» **YOUR OBJECTIVE**
Every entry should be repeated exactly. Omit the pictures.

» **AVAILABLE DATA**
---
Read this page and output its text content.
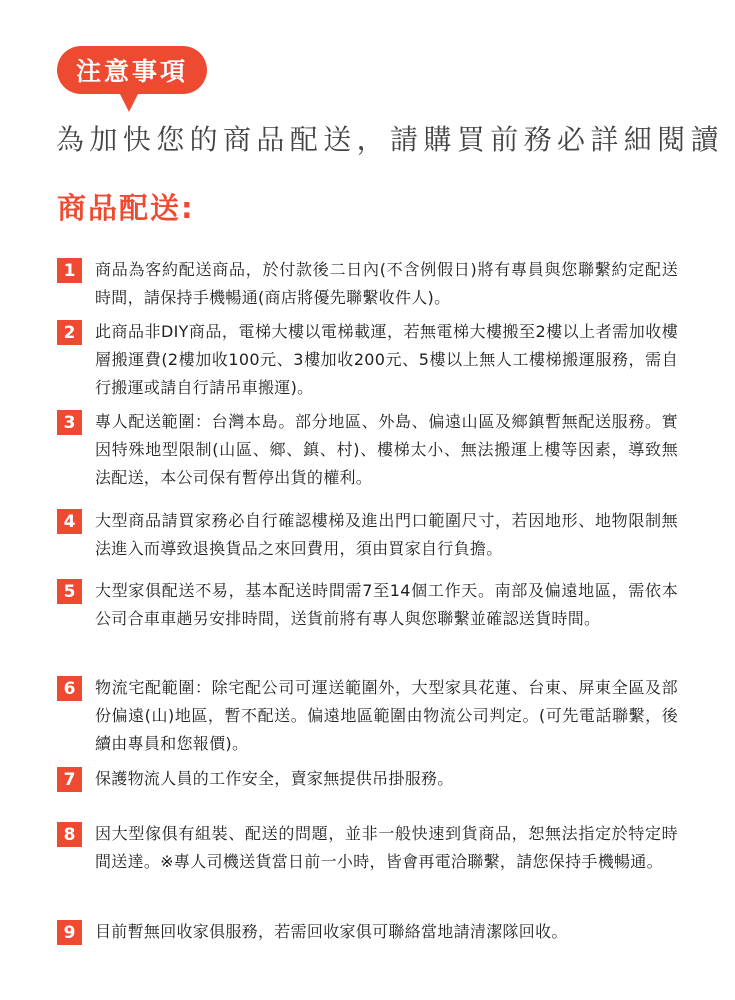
注意事項
為加快您的商品配送，請購買前務必詳細閱讀
商品配送:
1	商品為客約配送商品，於付款後二日內(不含例假日)將有專員與您聯繫約定配送時間，請保持手機暢通(商店將優先聯繫收件人)。
2	此商品非DIY商品，電梯大樓以電梯載運，若無電梯大樓搬至2樓以上者需加收樓層搬運費(2樓加收100元、3樓加收200元、5樓以上無人工樓梯搬運服務，需自行搬運或請自行請吊車搬運)。
3	專人配送範圍：台灣本島。部分地區、外島、偏遠山區及鄉鎮暫無配送服務。實因特殊地型限制(山區、鄉、鎮、村)、樓梯太小、無法搬運上樓等因素，導致無法配送，本公司保有暫停出貨的權利。
4	大型商品請買家務必自行確認樓梯及進出門口範圍尺寸，若因地形、地物限制無法進入而導致退換貨品之來回費用，須由買家自行負擔。
5	大型家俱配送不易，基本配送時間需7至14個工作天。南部及偏遠地區，需依本公司合車車趟另安排時間，送貨前將有專人與您聯繫並確認送貨時間。
6	物流宅配範圍：除宅配公司可運送範圍外，大型家具花蓮、台東、屏東全區及部份偏遠(山)地區，暫不配送。偏遠地區範圍由物流公司判定。(可先電話聯繫，後續由專員和您報價)。
7	保護物流人員的工作安全，賣家無提供吊掛服務。
8	因大型傢俱有組裝、配送的問題，並非一般快速到貨商品，恕無法指定於特定時間送達。※專人司機送貨當日前一小時，皆會再電洽聯繫，請您保持手機暢通。
9	目前暫無回收家俱服務，若需回收家俱可聯絡當地請清潔隊回收。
---
» **FINAL ANSWER**
Read this page and output its text content.
注意事項
為加快您的商品配送，請購買前務必詳細閱讀
商品配送:
1	商品為客約配送商品，於付款後二日內(不含例假日)將有專員與您聯繫約定配送時間，請保持手機暢通(商店將優先聯繫收件人)。
2	此商品非DIY商品，電梯大樓以電梯載運，若無電梯大樓搬至2樓以上者需加收樓層搬運費(2樓加收100元、3樓加收200元、5樓以上無人工樓梯搬運服務，需自行搬運或請自行請吊車搬運)。
3	專人配送範圍：台灣本島。部分地區、外島、偏遠山區及鄉鎮暫無配送服務。實因特殊地型限制(山區、鄉、鎮、村)、樓梯太小、無法搬運上樓等因素，導致無法配送，本公司保有暫停出貨的權利。
4	大型商品請買家務必自行確認樓梯及進出門口範圍尺寸，若因地形、地物限制無法進入而導致退換貨品之來回費用，須由買家自行負擔。
5	大型家俱配送不易，基本配送時間需7至14個工作天。南部及偏遠地區，需依本公司合車車趟另安排時間，送貨前將有專人與您聯繫並確認送貨時間。
6	物流宅配範圍：除宅配公司可運送範圍外，大型家具花蓮、台東、屏東全區及部份偏遠(山)地區，暫不配送。偏遠地區範圍由物流公司判定。(可先電話聯繫，後續由專員和您報價)。
7	保護物流人員的工作安全，賣家無提供吊掛服務。
8	因大型傢俱有組裝、配送的問題，並非一般快速到貨商品，恕無法指定於特定時間送達。※專人司機送貨當日前一小時，皆會再電洽聯繫，請您保持手機暢通。
9	目前暫無回收家俱服務，若需回收家俱可聯絡當地請清潔隊回收。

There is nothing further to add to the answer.